▶ _Goal_
Take each line that has the word "предоставлении" and return it.

▶ _Data entries_
==============================
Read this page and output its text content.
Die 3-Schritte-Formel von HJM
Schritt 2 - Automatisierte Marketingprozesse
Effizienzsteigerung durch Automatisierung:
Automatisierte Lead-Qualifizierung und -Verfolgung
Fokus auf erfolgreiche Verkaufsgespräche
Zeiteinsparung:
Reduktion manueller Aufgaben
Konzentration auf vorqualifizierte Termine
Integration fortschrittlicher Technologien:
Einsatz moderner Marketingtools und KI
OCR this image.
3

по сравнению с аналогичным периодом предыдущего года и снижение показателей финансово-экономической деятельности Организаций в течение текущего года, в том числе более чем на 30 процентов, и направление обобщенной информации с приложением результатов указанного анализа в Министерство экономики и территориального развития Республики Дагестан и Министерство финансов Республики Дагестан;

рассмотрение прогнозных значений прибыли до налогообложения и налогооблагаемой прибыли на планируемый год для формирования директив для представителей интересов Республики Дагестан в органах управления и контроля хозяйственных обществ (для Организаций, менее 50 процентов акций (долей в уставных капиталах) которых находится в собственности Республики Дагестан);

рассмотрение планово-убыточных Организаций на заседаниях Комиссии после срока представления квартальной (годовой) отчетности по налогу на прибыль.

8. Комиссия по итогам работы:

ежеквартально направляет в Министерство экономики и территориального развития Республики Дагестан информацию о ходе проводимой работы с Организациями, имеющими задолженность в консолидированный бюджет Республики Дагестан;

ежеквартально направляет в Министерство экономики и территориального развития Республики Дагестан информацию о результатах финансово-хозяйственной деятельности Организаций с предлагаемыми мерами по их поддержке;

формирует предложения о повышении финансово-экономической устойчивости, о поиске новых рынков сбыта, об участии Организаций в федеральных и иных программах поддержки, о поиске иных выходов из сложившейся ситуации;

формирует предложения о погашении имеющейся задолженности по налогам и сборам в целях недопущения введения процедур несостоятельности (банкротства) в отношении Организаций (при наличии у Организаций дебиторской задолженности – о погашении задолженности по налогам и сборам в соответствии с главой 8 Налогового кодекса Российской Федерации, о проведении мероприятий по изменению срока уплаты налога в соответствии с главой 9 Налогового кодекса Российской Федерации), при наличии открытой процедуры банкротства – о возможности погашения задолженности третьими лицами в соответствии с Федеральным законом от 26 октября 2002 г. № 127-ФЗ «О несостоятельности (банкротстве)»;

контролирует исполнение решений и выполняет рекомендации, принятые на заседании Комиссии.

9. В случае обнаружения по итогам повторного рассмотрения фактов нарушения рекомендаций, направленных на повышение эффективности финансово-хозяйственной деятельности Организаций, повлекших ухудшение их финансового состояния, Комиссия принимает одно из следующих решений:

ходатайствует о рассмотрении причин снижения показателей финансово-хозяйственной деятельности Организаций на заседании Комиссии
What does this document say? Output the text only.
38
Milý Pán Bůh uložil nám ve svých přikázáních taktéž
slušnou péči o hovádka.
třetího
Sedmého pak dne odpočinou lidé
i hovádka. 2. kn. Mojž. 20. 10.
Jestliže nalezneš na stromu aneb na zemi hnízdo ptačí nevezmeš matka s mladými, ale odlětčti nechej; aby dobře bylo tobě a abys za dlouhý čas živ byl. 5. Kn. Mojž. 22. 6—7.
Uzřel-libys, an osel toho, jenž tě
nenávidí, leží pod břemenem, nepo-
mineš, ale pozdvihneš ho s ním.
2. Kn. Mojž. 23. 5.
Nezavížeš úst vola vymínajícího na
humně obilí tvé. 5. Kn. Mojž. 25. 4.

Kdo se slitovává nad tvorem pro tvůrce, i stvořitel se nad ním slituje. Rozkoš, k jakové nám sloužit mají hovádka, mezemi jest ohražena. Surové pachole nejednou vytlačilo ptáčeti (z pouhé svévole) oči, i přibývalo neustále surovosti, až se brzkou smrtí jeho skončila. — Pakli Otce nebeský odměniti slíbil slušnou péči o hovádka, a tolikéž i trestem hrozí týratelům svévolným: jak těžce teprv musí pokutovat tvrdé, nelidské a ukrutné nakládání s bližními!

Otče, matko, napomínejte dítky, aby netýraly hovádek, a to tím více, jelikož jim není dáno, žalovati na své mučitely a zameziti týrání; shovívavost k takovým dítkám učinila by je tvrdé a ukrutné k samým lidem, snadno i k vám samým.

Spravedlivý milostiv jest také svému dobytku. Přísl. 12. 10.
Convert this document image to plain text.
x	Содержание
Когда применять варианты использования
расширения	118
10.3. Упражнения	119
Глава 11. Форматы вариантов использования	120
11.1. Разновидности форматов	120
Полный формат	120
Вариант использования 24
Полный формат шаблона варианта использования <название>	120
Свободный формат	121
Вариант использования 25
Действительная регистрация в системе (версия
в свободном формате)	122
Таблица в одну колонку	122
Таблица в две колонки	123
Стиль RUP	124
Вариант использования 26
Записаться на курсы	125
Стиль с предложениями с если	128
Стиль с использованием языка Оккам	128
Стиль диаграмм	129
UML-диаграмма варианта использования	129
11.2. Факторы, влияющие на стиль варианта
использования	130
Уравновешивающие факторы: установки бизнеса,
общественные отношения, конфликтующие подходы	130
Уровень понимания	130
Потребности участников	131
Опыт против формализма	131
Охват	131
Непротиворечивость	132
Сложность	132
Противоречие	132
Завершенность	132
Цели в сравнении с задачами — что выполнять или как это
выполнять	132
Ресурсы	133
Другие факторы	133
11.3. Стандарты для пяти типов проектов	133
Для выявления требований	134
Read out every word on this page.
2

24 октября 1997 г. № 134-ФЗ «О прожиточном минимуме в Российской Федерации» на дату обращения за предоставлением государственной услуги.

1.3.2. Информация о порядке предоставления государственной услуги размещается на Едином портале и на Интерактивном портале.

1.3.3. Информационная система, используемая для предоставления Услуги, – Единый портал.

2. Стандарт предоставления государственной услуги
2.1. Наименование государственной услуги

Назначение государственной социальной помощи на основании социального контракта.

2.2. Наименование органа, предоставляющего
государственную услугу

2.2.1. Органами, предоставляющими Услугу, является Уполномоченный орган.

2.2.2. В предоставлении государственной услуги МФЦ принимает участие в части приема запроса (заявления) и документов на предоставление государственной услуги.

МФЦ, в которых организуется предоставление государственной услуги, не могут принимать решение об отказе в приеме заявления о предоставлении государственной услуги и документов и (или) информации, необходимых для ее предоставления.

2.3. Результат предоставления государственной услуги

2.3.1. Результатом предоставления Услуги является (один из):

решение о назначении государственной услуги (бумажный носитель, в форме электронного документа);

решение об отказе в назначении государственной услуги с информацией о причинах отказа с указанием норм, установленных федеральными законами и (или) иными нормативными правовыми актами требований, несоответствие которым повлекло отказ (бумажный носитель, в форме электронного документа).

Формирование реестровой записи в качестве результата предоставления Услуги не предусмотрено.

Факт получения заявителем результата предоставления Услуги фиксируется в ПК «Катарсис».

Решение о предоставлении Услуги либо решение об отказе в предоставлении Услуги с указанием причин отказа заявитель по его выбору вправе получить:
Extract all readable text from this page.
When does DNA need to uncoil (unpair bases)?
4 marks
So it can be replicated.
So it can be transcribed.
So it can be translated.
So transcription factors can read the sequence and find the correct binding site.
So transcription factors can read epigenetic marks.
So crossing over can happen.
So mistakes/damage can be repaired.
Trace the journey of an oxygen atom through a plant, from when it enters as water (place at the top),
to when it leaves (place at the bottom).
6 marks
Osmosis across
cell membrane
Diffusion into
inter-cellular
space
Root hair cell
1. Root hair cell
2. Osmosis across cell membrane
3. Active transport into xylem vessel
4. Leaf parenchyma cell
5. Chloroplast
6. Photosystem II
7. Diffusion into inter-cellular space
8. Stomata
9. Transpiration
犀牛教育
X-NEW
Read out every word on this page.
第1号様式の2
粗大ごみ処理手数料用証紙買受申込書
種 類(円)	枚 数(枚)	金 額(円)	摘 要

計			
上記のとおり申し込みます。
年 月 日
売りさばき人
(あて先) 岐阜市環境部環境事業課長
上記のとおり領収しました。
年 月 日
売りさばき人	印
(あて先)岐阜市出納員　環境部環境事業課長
==============================
▶ _Task result_
2.2.2. В предоставлении государственной услуги МФЦ принимает участие в части приема запроса (заявления) и документов на предоставление государственной услуги.
МФЦ, в которых организуется предоставление государственной услуги, не могут принимать решение об отказе в приеме заявления о предоставлении государственной услуги и документов и (или) информации, необходимых для ее предоставления.
Решение о предоставлении Услуги либо решение об отказе в предоставлении Услуги с указанием причин отказа заявитель по его выбору вправе получить:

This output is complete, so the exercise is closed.